[Start]

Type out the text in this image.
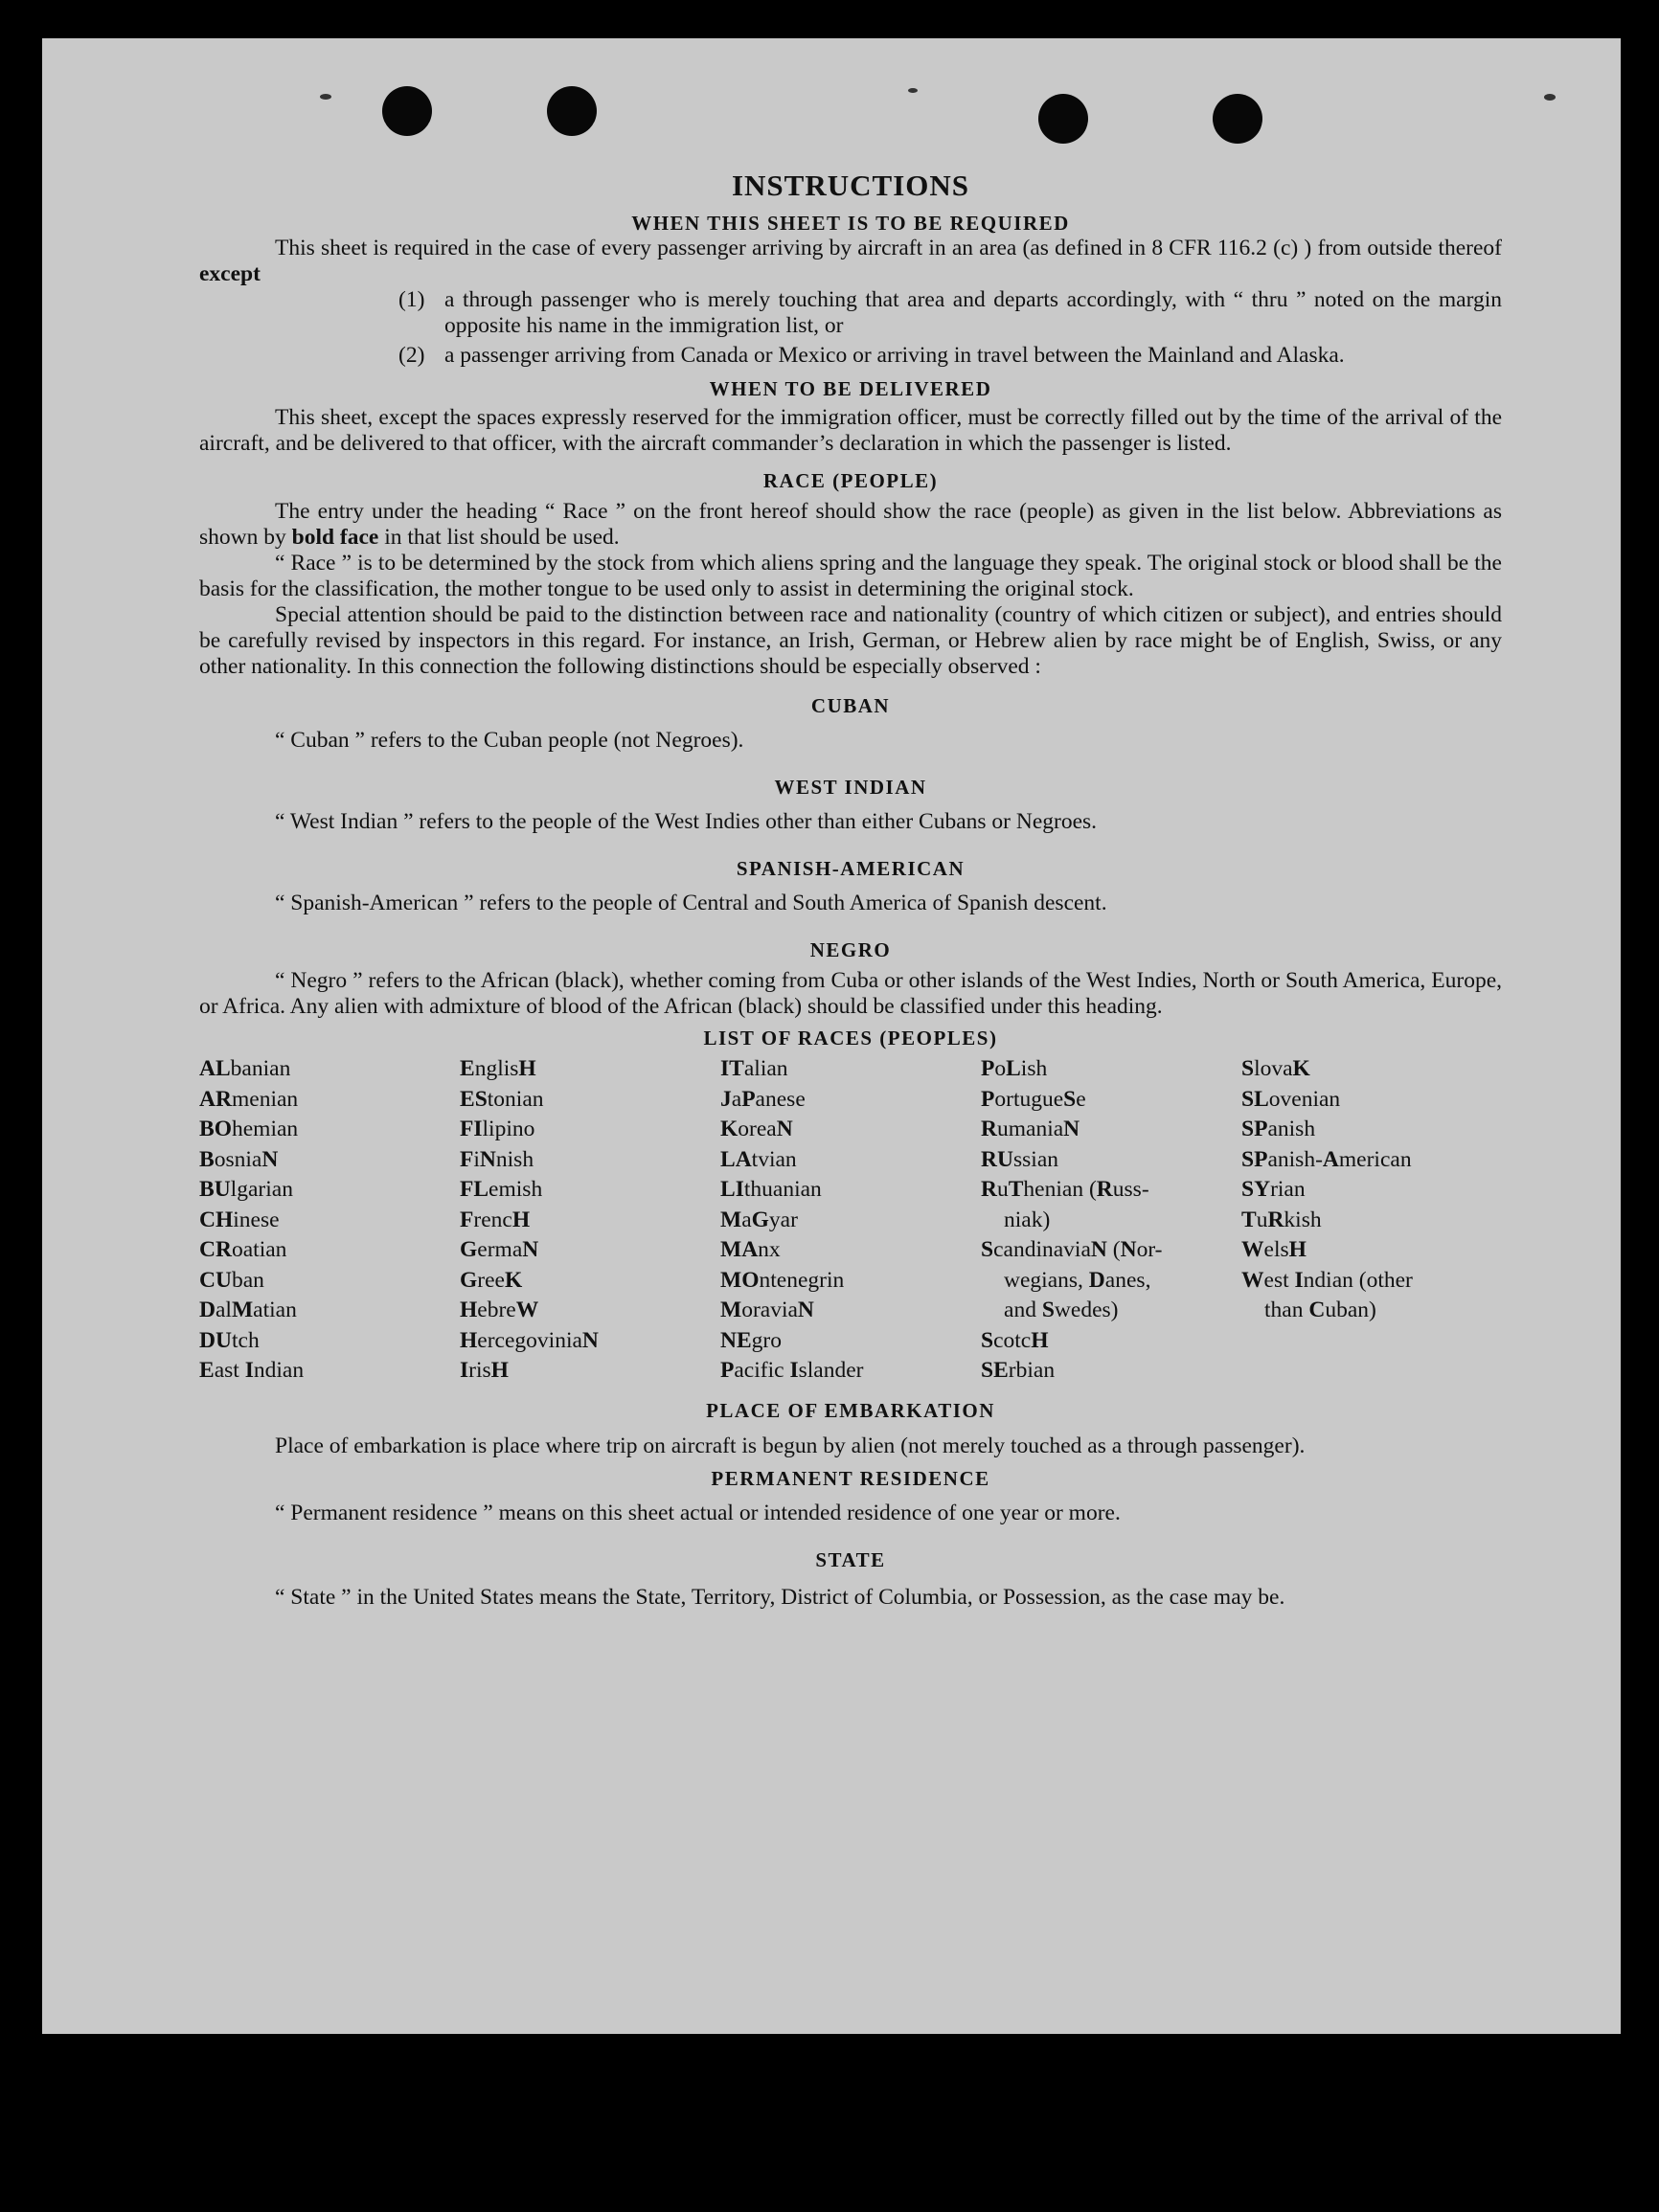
INSTRUCTIONS
WHEN THIS SHEET IS TO BE REQUIRED

This sheet is required in the case of every passenger arriving by aircraft in an area (as defined in 8 CFR 116.2 (c) ) from outside thereof except

(1) a through passenger who is merely touching that area and departs accordingly, with “ thru ” noted on the margin opposite his name in the immigration list, or
(2) a passenger arriving from Canada or Mexico or arriving in travel between the Mainland and Alaska.
WHEN TO BE DELIVERED

This sheet, except the spaces expressly reserved for the immigration officer, must be correctly filled out by the time of the arrival of the aircraft, and be delivered to that officer, with the aircraft commander’s declaration in which the passenger is listed.

RACE (PEOPLE)

The entry under the heading “ Race ” on the front hereof should show the race (people) as given in the list below. Abbreviations as shown by bold face in that list should be used.

“ Race ” is to be determined by the stock from which aliens spring and the language they speak. The original stock or blood shall be the basis for the classification, the mother tongue to be used only to assist in determining the original stock.

Special attention should be paid to the distinction between race and nationality (country of which citizen or subject), and entries should be carefully revised by inspectors in this regard. For instance, an Irish, German, or Hebrew alien by race might be of English, Swiss, or any other nationality. In this connection the following distinctions should be especially observed :

CUBAN

“ Cuban ” refers to the Cuban people (not Negroes).

WEST INDIAN

“ West Indian ” refers to the people of the West Indies other than either Cubans or Negroes.

SPANISH-AMERICAN

“ Spanish-American ” refers to the people of Central and South America of Spanish descent.

NEGRO

“ Negro ” refers to the African (black), whether coming from Cuba or other islands of the West Indies, North or South America, Europe, or Africa. Any alien with admixture of blood of the African (black) should be classified under this heading.

LIST OF RACES (PEOPLES)
ALbanian
ARmenian
BOhemian
BosniaN
BUlgarian
CHinese
CRoatian
CUban
DalMatian
DUtch
East Indian
EnglisH
EStonian
FIlipino
FiNnish
FLemish
FrencH
GermaN
GreeK
HebreW
HercegoviniaN
IrisH
ITalian
JaPanese
KoreaN
LAtvian
LIthuanian
MaGyar
MAnx
MOntenegrin
MoraviaN
NEgro
Pacific Islander
PoLish
PortugueSe
RumaniaN
RUssian
RuThenian (Russ-
niak)
ScandinaviaN (Nor-
wegians, Danes,
and Swedes)
ScotcH
SErbian
SlovaK
SLovenian
SPanish
SPanish-American
SYrian
TuRkish
WelsH
West Indian (other
than Cuban)
PLACE OF EMBARKATION

Place of embarkation is place where trip on aircraft is begun by alien (not merely touched as a through passenger).

PERMANENT RESIDENCE

“ Permanent residence ” means on this sheet actual or intended residence of one year or more.

STATE

“ State ” in the United States means the State, Territory, District of Columbia, or Possession, as the case may be.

[End]

Select and copy every line from the records that includes the word "WHEN".

## Result below
WHEN THIS SHEET IS TO BE REQUIRED
WHEN TO BE DELIVERED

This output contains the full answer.